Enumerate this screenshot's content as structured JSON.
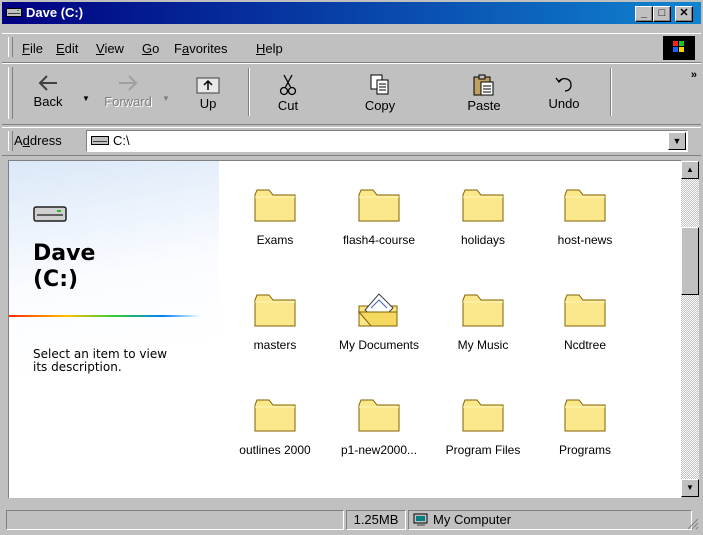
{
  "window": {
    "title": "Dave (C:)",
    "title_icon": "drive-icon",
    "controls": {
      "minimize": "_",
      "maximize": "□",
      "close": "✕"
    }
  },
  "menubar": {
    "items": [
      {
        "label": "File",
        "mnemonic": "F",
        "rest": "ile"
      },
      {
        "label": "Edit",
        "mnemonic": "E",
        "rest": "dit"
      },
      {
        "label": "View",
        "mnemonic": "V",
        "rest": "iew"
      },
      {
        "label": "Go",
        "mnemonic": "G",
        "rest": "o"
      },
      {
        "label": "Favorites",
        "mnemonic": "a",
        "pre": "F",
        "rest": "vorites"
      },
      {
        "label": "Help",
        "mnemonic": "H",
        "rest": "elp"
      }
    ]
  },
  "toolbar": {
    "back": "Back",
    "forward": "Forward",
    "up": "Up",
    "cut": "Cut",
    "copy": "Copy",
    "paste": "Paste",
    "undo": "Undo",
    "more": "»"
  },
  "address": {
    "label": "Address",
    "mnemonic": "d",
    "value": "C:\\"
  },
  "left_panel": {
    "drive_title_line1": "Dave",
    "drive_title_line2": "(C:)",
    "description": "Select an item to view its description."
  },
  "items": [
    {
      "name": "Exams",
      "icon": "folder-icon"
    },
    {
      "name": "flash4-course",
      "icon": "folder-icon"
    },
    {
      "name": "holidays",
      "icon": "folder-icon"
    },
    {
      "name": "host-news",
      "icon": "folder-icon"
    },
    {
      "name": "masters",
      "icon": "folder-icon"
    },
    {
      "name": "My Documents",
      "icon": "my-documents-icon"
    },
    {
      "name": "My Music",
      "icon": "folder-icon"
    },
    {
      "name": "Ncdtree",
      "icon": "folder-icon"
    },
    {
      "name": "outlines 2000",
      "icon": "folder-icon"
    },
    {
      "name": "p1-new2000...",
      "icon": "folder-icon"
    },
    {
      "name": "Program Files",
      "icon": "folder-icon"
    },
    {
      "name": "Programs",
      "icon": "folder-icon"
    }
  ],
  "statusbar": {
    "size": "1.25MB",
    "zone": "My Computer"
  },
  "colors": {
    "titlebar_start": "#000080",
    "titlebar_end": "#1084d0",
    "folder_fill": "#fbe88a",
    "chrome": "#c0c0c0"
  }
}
───
Working from the material above, transcribe it exactly while omitting pictures.

Enumerate this screenshot's content as structured JSON.
{
  "window": {
    "title": "Dave (C:)",
    "title_icon": "drive-icon",
    "controls": {
      "minimize": "_",
      "maximize": "□",
      "close": "✕"
    }
  },
  "menubar": {
    "items": [
      {
        "label": "File",
        "mnemonic": "F",
        "rest": "ile"
      },
      {
        "label": "Edit",
        "mnemonic": "E",
        "rest": "dit"
      },
      {
        "label": "View",
        "mnemonic": "V",
        "rest": "iew"
      },
      {
        "label": "Go",
        "mnemonic": "G",
        "rest": "o"
      },
      {
        "label": "Favorites",
        "mnemonic": "a",
        "pre": "F",
        "rest": "vorites"
      },
      {
        "label": "Help",
        "mnemonic": "H",
        "rest": "elp"
      }
    ]
  },
  "toolbar": {
    "back": "Back",
    "forward": "Forward",
    "up": "Up",
    "cut": "Cut",
    "copy": "Copy",
    "paste": "Paste",
    "undo": "Undo",
    "more": "»"
  },
  "address": {
    "label": "Address",
    "mnemonic": "d",
    "value": "C:\\"
  },
  "left_panel": {
    "drive_title_line1": "Dave",
    "drive_title_line2": "(C:)",
    "description": "Select an item to view its description."
  },
  "items": [
    {
      "name": "Exams",
      "icon": "folder-icon"
    },
    {
      "name": "flash4-course",
      "icon": "folder-icon"
    },
    {
      "name": "holidays",
      "icon": "folder-icon"
    },
    {
      "name": "host-news",
      "icon": "folder-icon"
    },
    {
      "name": "masters",
      "icon": "folder-icon"
    },
    {
      "name": "My Documents",
      "icon": "my-documents-icon"
    },
    {
      "name": "My Music",
      "icon": "folder-icon"
    },
    {
      "name": "Ncdtree",
      "icon": "folder-icon"
    },
    {
      "name": "outlines 2000",
      "icon": "folder-icon"
    },
    {
      "name": "p1-new2000...",
      "icon": "folder-icon"
    },
    {
      "name": "Program Files",
      "icon": "folder-icon"
    },
    {
      "name": "Programs",
      "icon": "folder-icon"
    }
  ],
  "statusbar": {
    "size": "1.25MB",
    "zone": "My Computer"
  },
  "colors": {
    "titlebar_start": "#000080",
    "titlebar_end": "#1084d0",
    "folder_fill": "#fbe88a",
    "chrome": "#c0c0c0"
  }
}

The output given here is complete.